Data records
* * * * * * *
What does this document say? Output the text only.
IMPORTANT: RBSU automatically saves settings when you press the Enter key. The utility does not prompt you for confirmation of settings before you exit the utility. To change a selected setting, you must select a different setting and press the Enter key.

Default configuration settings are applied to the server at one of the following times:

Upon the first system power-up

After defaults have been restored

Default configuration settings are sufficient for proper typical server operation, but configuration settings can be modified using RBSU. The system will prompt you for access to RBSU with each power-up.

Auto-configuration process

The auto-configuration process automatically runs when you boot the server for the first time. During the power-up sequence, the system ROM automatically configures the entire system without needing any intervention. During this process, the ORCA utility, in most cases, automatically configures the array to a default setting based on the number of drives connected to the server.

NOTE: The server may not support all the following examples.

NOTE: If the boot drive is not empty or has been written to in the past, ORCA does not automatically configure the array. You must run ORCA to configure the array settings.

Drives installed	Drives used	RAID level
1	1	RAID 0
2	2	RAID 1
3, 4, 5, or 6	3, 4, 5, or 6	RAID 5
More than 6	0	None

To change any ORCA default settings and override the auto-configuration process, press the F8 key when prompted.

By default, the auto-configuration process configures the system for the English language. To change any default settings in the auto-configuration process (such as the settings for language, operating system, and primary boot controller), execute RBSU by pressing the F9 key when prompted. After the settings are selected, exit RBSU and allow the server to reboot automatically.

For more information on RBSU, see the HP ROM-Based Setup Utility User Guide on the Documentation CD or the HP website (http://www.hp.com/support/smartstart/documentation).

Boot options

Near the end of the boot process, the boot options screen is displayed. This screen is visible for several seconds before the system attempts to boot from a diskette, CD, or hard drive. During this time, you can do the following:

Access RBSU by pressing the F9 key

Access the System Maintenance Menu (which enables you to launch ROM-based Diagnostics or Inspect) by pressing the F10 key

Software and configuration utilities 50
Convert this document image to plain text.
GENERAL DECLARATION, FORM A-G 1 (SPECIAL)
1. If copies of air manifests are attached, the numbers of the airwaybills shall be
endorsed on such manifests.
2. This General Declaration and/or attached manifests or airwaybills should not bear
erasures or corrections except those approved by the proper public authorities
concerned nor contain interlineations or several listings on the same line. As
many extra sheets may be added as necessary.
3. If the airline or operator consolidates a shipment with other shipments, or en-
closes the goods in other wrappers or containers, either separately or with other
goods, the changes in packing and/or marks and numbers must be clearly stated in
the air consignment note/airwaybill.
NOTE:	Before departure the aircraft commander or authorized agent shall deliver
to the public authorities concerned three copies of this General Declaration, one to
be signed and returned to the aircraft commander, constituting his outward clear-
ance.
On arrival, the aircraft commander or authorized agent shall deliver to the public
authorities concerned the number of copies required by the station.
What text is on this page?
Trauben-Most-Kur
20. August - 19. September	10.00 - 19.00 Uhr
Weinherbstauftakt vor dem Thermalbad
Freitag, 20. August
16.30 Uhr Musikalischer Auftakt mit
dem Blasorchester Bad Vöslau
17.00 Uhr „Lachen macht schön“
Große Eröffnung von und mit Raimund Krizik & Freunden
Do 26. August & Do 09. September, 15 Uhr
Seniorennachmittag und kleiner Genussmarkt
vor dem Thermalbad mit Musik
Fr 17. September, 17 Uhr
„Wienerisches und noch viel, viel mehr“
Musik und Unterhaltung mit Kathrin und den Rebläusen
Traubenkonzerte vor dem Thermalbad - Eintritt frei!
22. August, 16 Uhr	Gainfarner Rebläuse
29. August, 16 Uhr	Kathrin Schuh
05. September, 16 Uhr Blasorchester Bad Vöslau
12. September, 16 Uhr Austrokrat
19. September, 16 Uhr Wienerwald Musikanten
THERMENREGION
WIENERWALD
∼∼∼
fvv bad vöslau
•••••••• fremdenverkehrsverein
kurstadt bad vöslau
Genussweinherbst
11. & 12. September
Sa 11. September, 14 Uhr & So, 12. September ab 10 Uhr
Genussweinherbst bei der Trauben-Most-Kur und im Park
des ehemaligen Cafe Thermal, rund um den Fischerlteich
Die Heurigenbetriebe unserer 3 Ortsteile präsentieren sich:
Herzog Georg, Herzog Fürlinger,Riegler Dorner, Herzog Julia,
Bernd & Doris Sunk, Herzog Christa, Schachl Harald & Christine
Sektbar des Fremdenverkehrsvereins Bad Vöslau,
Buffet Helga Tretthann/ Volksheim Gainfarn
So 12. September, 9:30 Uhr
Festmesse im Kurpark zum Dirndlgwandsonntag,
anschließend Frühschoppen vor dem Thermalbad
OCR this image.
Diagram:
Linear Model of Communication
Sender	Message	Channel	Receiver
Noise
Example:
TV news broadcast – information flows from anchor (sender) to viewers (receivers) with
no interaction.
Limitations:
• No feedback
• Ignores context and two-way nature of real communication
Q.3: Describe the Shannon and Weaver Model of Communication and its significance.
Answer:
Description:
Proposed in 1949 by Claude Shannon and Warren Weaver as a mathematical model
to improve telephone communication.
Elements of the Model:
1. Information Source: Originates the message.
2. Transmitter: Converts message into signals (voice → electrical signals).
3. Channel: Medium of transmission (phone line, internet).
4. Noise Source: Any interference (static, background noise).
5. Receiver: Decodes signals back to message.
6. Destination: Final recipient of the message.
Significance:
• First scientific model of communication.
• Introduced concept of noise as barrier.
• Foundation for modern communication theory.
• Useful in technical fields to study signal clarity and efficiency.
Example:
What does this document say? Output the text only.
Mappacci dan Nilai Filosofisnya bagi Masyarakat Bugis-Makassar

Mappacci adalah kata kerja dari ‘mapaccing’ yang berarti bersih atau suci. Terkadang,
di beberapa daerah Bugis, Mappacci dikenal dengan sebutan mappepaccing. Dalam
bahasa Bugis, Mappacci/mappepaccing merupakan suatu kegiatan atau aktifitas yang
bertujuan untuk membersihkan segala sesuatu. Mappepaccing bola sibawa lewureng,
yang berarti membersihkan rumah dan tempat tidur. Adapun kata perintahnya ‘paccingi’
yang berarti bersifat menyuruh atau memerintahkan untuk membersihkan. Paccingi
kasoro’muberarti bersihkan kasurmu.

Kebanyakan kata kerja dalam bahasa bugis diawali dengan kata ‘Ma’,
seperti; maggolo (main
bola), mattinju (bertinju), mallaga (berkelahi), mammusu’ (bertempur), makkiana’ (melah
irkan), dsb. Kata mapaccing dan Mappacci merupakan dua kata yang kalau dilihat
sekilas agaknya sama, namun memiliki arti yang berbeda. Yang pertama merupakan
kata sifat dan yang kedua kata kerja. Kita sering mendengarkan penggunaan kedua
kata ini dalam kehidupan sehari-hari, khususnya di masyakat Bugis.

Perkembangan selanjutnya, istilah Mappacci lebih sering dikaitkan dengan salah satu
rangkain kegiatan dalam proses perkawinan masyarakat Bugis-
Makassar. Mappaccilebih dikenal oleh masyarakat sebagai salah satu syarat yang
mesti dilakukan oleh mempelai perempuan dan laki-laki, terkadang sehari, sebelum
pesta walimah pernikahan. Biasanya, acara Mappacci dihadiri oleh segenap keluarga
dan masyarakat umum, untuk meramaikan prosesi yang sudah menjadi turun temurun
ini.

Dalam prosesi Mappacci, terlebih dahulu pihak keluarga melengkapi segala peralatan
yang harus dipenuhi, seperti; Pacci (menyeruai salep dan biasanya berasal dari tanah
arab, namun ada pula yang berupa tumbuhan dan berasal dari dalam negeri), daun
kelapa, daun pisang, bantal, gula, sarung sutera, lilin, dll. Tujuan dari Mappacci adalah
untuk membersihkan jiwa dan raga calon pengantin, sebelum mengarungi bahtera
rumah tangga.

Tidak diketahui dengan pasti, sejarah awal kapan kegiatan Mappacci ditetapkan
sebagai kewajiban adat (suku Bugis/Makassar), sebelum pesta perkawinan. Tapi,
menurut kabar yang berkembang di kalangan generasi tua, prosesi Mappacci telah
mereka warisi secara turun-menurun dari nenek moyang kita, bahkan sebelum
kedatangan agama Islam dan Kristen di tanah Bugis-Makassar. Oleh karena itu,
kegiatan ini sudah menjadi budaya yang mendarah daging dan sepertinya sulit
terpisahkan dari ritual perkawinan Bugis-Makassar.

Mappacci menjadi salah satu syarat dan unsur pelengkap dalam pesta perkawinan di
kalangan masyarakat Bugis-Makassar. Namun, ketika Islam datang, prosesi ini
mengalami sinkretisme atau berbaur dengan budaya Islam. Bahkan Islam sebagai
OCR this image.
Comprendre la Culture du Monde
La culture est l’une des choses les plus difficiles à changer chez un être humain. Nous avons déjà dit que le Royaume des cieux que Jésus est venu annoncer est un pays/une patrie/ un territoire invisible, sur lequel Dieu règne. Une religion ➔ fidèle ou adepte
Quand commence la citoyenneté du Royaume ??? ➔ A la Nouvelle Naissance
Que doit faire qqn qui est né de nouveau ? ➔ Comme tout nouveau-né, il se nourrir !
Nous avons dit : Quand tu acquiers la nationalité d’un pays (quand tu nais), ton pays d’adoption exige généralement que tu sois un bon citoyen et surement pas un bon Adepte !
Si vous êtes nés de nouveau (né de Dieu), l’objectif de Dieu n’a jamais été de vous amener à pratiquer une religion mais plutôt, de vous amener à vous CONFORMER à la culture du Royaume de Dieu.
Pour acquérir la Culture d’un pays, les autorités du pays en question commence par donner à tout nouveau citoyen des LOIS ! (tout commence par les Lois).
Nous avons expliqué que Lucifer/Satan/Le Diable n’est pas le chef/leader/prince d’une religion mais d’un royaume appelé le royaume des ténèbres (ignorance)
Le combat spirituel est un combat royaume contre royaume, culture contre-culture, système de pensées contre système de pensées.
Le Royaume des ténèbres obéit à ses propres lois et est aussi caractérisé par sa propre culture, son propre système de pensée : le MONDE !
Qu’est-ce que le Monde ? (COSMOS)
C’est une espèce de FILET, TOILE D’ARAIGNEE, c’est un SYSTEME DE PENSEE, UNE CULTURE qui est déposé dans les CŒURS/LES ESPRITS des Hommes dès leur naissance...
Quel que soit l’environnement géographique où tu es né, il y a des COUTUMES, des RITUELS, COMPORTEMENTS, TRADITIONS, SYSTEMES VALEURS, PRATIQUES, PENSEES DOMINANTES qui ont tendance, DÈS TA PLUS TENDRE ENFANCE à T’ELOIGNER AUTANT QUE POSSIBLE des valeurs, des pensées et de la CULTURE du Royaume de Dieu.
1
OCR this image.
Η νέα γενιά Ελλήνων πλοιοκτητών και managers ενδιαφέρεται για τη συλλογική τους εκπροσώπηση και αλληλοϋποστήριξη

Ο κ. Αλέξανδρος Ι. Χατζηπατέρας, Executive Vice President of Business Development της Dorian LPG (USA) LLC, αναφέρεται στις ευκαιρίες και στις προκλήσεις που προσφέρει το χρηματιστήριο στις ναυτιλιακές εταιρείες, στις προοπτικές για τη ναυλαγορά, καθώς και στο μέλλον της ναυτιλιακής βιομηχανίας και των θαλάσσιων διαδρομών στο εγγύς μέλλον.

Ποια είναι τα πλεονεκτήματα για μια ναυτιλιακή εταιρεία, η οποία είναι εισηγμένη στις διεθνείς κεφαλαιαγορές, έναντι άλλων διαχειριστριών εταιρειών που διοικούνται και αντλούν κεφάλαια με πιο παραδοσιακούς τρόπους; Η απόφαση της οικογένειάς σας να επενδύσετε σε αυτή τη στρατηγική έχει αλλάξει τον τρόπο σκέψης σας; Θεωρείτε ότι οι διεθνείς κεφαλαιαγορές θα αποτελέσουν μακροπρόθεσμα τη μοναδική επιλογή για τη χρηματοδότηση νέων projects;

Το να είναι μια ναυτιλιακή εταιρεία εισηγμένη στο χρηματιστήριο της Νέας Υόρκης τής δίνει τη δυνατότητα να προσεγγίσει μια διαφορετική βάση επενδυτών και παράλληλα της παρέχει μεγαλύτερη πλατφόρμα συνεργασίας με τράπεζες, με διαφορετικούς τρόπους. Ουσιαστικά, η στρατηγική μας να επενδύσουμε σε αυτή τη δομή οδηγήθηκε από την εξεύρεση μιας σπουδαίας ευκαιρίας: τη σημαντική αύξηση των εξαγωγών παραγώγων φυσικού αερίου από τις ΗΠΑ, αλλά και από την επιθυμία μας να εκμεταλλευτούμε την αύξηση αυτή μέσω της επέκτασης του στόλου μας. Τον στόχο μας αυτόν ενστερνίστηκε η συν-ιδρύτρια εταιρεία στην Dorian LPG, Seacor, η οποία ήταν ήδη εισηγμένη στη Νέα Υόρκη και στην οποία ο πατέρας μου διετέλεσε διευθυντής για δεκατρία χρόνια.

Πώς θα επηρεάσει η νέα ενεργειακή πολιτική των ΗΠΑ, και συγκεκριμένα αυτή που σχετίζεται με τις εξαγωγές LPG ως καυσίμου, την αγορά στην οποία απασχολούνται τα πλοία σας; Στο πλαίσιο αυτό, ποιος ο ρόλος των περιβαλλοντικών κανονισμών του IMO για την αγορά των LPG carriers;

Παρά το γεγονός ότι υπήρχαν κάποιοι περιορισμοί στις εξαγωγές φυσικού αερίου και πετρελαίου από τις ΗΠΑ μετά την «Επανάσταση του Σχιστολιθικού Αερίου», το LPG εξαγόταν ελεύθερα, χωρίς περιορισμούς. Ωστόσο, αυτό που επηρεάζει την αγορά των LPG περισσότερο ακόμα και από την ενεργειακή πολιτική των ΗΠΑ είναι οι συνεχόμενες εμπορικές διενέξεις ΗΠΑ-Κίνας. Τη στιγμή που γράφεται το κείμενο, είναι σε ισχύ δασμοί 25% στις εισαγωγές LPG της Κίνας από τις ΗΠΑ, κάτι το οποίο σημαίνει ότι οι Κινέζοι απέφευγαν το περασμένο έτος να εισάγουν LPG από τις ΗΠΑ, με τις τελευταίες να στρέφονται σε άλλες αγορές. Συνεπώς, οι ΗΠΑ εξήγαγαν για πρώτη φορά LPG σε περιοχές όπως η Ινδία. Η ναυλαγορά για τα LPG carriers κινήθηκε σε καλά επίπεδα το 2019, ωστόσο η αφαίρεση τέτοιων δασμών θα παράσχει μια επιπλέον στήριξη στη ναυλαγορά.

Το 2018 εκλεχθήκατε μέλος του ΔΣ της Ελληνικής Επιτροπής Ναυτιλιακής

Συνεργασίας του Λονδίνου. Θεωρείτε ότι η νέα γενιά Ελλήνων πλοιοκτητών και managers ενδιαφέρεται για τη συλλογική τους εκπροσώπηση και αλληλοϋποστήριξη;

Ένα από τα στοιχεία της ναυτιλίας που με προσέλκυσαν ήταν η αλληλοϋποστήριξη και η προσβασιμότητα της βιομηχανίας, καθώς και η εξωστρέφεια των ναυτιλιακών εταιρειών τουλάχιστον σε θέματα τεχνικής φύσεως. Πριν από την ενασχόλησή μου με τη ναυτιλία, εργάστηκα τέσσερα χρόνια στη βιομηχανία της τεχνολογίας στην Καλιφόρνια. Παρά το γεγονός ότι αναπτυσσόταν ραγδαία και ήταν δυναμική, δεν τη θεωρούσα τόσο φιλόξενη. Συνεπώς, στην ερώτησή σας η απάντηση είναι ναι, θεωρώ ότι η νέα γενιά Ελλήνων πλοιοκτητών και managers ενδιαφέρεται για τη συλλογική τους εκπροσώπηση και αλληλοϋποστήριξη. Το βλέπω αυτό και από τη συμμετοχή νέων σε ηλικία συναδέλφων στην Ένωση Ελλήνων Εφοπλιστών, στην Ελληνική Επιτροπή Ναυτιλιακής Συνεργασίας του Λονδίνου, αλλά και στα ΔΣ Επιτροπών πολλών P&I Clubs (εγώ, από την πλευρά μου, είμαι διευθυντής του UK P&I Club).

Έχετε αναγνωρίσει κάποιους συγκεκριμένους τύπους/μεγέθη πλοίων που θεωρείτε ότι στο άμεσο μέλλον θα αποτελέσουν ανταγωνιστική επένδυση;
* * * * * * *
* **Goal**: Only the number is needed: state how many lines in the listing contain "manifests".

* **Exercise output**: 3